Task brief: Copy the data that follows exactly. Include no pictures.

Records supplied:
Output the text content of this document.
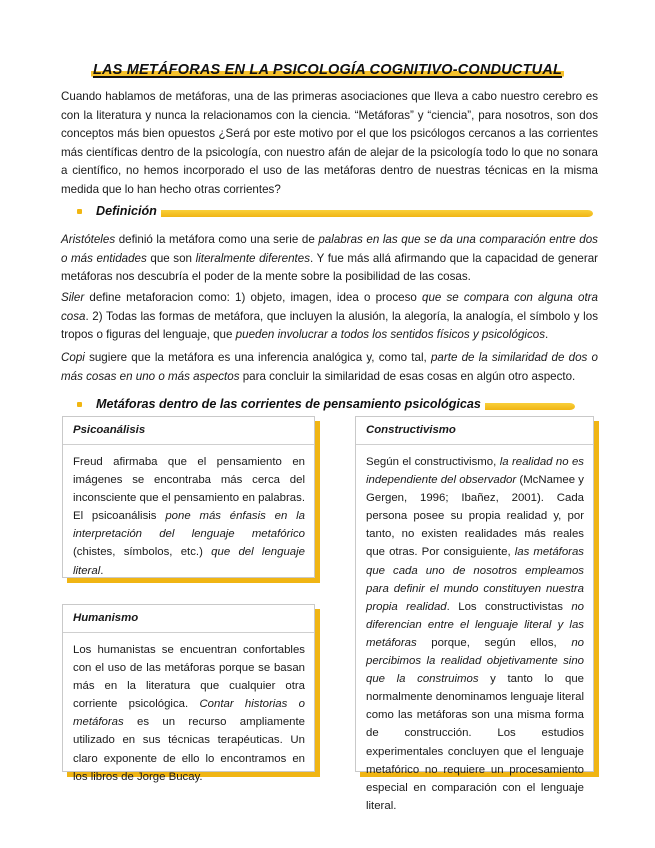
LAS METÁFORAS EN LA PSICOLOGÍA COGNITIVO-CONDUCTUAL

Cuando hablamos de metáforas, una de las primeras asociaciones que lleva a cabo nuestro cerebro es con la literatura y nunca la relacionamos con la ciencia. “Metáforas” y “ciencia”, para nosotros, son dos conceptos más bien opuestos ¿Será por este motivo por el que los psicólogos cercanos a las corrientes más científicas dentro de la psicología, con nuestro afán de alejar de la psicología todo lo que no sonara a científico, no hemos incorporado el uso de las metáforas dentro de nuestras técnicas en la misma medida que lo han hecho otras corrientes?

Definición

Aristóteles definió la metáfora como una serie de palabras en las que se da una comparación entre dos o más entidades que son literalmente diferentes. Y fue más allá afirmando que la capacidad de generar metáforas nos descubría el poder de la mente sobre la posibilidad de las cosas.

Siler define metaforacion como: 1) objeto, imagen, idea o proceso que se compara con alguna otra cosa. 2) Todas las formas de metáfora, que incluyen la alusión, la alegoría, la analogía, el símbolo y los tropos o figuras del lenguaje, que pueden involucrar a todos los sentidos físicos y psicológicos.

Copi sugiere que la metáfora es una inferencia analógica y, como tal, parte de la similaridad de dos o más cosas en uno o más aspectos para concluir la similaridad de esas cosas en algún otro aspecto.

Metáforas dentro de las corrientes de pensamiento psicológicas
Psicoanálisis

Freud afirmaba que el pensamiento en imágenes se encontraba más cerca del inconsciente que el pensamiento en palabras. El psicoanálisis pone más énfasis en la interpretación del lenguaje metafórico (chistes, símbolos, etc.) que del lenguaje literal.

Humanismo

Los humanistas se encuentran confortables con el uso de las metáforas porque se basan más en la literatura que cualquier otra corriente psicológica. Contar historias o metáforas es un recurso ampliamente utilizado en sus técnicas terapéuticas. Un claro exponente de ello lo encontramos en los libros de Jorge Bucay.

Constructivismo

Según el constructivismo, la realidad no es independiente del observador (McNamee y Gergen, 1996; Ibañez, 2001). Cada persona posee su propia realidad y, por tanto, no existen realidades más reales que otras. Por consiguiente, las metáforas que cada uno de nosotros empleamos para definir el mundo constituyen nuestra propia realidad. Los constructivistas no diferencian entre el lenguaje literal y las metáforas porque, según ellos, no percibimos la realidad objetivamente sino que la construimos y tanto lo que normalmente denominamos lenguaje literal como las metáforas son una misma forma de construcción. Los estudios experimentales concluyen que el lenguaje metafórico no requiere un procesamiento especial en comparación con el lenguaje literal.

Solution:
Output the text content of this document.
LAS METÁFORAS EN LA PSICOLOGÍA COGNITIVO-CONDUCTUAL

Cuando hablamos de metáforas, una de las primeras asociaciones que lleva a cabo nuestro cerebro es con la literatura y nunca la relacionamos con la ciencia. “Metáforas” y “ciencia”, para nosotros, son dos conceptos más bien opuestos ¿Será por este motivo por el que los psicólogos cercanos a las corrientes más científicas dentro de la psicología, con nuestro afán de alejar de la psicología todo lo que no sonara a científico, no hemos incorporado el uso de las metáforas dentro de nuestras técnicas en la misma medida que lo han hecho otras corrientes?

Definición

Aristóteles definió la metáfora como una serie de palabras en las que se da una comparación entre dos o más entidades que son literalmente diferentes. Y fue más allá afirmando que la capacidad de generar metáforas nos descubría el poder de la mente sobre la posibilidad de las cosas.

Siler define metaforacion como: 1) objeto, imagen, idea o proceso que se compara con alguna otra cosa. 2) Todas las formas de metáfora, que incluyen la alusión, la alegoría, la analogía, el símbolo y los tropos o figuras del lenguaje, que pueden involucrar a todos los sentidos físicos y psicológicos.

Copi sugiere que la metáfora es una inferencia analógica y, como tal, parte de la similaridad de dos o más cosas en uno o más aspectos para concluir la similaridad de esas cosas en algún otro aspecto.

Metáforas dentro de las corrientes de pensamiento psicológicas
Psicoanálisis

Freud afirmaba que el pensamiento en imágenes se encontraba más cerca del inconsciente que el pensamiento en palabras. El psicoanálisis pone más énfasis en la interpretación del lenguaje metafórico (chistes, símbolos, etc.) que del lenguaje literal.

Humanismo

Los humanistas se encuentran confortables con el uso de las metáforas porque se basan más en la literatura que cualquier otra corriente psicológica. Contar historias o metáforas es un recurso ampliamente utilizado en sus técnicas terapéuticas. Un claro exponente de ello lo encontramos en los libros de Jorge Bucay.

Constructivismo

Según el constructivismo, la realidad no es independiente del observador (McNamee y Gergen, 1996; Ibañez, 2001). Cada persona posee su propia realidad y, por tanto, no existen realidades más reales que otras. Por consiguiente, las metáforas que cada uno de nosotros empleamos para definir el mundo constituyen nuestra propia realidad. Los constructivistas no diferencian entre el lenguaje literal y las metáforas porque, según ellos, no percibimos la realidad objetivamente sino que la construimos y tanto lo que normalmente denominamos lenguaje literal como las metáforas son una misma forma de construcción. Los estudios experimentales concluyen que el lenguaje metafórico no requiere un procesamiento especial en comparación con el lenguaje literal.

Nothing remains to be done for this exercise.